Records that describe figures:
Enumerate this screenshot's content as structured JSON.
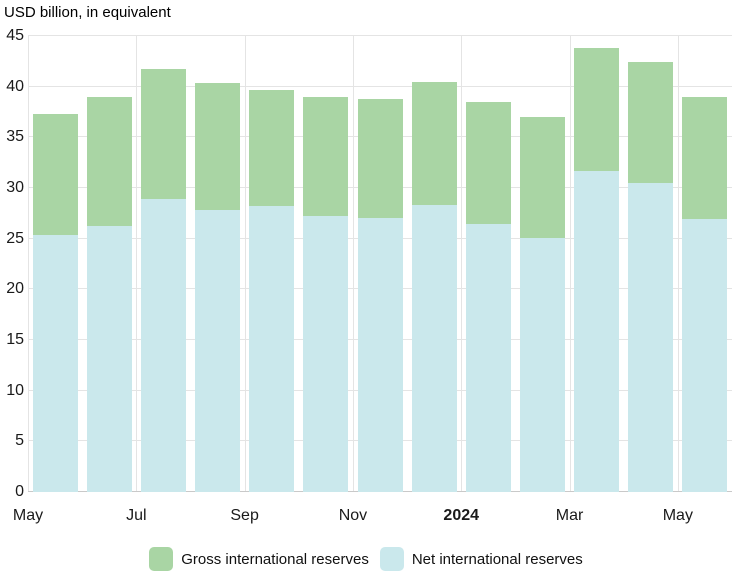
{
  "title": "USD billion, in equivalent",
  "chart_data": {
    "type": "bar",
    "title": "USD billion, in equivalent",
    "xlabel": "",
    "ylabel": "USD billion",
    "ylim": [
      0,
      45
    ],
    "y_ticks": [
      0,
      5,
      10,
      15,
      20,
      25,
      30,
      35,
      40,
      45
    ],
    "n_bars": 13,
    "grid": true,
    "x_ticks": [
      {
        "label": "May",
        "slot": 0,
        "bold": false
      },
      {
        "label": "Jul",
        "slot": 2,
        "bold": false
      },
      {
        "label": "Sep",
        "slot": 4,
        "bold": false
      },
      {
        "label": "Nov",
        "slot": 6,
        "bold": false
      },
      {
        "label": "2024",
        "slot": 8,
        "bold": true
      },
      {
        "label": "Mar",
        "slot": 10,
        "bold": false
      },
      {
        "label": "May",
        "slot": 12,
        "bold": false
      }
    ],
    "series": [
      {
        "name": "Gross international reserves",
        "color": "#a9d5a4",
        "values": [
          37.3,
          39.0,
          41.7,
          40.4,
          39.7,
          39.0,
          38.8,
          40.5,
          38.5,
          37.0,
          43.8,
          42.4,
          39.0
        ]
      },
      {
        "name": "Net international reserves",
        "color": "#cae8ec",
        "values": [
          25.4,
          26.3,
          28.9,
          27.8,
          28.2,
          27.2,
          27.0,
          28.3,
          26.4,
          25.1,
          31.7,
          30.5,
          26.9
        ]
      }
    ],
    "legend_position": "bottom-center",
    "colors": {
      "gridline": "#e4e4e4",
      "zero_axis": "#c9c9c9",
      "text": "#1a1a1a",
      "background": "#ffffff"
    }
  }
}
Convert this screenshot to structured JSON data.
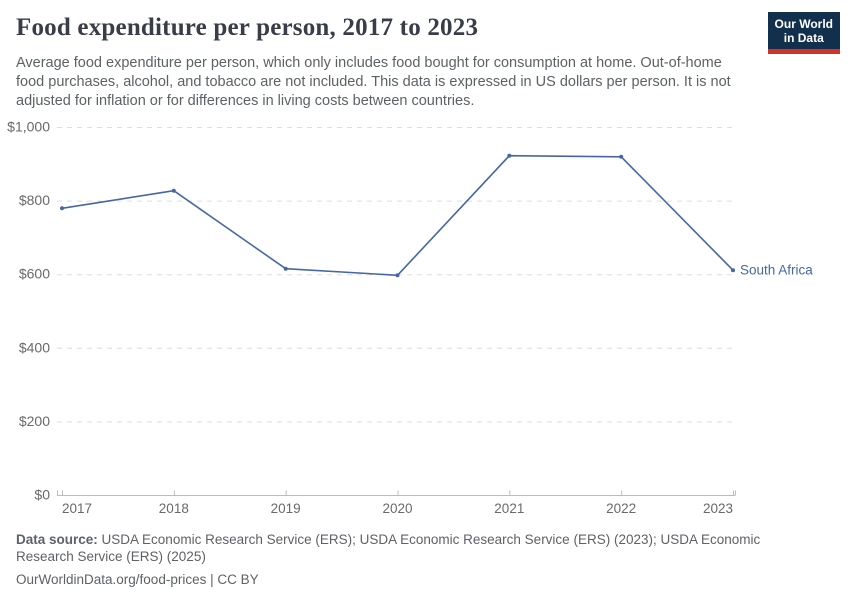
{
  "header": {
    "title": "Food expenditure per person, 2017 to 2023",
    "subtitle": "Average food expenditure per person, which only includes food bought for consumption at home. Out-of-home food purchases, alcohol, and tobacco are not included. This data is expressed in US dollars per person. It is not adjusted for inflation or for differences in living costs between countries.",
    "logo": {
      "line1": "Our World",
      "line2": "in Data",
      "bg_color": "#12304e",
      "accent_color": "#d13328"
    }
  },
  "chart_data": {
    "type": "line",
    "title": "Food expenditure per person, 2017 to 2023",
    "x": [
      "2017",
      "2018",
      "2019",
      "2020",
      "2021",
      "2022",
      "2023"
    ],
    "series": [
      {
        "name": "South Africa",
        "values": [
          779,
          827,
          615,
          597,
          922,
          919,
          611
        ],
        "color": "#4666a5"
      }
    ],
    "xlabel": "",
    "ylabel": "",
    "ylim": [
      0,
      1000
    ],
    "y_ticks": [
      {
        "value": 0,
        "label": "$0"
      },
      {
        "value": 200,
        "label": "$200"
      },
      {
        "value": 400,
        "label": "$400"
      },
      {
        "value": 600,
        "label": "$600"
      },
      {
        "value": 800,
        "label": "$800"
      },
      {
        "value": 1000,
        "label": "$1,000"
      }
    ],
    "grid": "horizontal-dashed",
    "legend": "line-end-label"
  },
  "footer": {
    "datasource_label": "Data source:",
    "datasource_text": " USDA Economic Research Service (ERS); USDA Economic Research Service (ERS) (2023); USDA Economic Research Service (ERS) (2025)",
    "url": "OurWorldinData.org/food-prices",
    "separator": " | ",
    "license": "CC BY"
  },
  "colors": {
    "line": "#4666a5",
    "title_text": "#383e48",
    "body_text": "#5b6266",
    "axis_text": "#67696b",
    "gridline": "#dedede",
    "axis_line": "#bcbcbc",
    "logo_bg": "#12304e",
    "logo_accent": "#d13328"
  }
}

==

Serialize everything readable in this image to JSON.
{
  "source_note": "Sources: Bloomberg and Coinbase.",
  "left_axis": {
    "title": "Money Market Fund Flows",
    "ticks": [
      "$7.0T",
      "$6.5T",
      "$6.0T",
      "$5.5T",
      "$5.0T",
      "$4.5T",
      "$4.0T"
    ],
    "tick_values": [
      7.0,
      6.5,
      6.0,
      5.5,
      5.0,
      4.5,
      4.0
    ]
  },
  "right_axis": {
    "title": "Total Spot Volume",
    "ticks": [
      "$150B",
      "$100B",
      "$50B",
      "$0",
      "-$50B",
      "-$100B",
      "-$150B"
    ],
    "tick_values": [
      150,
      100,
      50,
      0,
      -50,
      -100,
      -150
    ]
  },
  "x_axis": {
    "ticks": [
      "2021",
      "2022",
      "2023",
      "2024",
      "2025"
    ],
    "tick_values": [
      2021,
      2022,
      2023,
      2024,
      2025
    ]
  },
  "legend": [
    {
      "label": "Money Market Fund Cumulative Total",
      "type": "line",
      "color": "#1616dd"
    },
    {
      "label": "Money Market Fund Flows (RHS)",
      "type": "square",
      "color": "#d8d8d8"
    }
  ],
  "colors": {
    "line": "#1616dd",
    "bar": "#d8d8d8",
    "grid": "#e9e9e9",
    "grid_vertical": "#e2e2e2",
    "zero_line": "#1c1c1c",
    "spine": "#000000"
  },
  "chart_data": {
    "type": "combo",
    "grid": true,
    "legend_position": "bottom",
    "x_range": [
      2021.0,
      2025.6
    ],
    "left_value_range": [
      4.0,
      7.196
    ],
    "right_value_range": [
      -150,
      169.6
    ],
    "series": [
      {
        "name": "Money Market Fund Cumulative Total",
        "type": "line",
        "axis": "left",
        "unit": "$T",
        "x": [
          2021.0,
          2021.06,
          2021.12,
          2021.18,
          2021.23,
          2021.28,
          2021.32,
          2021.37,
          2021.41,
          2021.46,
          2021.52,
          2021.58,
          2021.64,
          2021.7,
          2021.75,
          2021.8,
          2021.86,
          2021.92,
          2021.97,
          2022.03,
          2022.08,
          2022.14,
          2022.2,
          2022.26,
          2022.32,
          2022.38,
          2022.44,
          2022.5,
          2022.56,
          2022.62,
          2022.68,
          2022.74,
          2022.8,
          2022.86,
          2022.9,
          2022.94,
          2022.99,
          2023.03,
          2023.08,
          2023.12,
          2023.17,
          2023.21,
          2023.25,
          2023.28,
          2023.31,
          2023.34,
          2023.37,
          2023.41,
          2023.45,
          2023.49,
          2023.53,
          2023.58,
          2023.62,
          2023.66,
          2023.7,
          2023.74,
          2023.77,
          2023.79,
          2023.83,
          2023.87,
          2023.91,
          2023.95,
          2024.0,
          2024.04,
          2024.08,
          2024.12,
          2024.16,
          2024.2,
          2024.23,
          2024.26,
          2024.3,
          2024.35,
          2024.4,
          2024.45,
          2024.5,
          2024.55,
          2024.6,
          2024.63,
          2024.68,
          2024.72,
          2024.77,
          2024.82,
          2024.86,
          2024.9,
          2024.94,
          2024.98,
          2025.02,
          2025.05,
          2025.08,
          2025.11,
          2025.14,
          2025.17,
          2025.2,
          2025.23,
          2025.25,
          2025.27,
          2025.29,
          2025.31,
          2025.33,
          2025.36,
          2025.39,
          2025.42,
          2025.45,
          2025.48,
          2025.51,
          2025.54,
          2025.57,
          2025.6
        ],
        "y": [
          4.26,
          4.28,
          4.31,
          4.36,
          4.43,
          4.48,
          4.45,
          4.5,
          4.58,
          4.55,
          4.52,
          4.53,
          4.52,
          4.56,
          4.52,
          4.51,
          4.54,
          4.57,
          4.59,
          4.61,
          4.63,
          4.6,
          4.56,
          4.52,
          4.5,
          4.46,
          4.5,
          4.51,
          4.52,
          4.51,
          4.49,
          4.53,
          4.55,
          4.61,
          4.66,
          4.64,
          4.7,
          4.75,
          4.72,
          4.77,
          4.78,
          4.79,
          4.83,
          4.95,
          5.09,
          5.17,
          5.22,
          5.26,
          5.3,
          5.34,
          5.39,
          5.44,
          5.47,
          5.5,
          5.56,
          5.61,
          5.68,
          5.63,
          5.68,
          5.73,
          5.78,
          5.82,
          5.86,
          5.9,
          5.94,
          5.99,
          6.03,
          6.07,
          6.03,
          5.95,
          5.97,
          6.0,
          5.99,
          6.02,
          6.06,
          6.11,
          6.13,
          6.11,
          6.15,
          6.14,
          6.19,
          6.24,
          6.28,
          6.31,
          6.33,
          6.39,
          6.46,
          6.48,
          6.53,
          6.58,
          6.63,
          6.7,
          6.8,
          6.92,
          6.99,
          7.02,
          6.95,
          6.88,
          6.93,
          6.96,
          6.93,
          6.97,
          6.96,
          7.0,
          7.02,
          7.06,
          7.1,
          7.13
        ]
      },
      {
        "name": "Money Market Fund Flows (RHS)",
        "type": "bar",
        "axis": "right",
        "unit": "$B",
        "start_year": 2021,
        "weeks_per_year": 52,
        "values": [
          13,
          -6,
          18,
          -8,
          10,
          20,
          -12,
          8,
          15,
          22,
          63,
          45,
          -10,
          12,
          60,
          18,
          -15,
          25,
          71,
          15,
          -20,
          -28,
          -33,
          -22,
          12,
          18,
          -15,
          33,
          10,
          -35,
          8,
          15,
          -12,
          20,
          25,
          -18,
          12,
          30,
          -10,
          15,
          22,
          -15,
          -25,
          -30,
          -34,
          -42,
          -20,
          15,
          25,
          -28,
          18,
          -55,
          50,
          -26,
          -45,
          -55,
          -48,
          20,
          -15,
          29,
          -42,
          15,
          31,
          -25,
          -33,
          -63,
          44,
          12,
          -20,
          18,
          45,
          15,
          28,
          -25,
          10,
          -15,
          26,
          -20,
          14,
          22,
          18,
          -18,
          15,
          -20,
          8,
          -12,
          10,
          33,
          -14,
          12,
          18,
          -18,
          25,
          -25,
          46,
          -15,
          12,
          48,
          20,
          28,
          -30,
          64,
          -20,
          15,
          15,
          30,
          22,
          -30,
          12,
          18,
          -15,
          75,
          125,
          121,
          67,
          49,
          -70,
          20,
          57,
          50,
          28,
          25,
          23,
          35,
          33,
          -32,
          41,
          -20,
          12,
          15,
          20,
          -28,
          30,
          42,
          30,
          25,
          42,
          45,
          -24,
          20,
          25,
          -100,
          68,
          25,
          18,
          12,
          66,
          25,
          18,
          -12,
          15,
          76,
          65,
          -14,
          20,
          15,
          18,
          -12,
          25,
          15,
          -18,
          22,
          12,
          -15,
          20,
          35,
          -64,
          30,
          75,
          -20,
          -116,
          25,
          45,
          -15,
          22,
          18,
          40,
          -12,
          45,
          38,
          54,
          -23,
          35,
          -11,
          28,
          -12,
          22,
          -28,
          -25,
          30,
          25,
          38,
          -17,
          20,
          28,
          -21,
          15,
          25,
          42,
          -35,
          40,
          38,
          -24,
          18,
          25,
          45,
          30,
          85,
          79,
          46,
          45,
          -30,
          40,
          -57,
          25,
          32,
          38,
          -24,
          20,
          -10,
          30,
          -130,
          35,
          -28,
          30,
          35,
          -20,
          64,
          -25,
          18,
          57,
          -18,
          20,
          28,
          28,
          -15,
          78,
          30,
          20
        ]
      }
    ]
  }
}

▶ Work to complete
Where a line holds the string "equivalent", copy that line.

▶ Response
  "title": "USD billion, in equivalent",
    "title": "USD billion, in equivalent",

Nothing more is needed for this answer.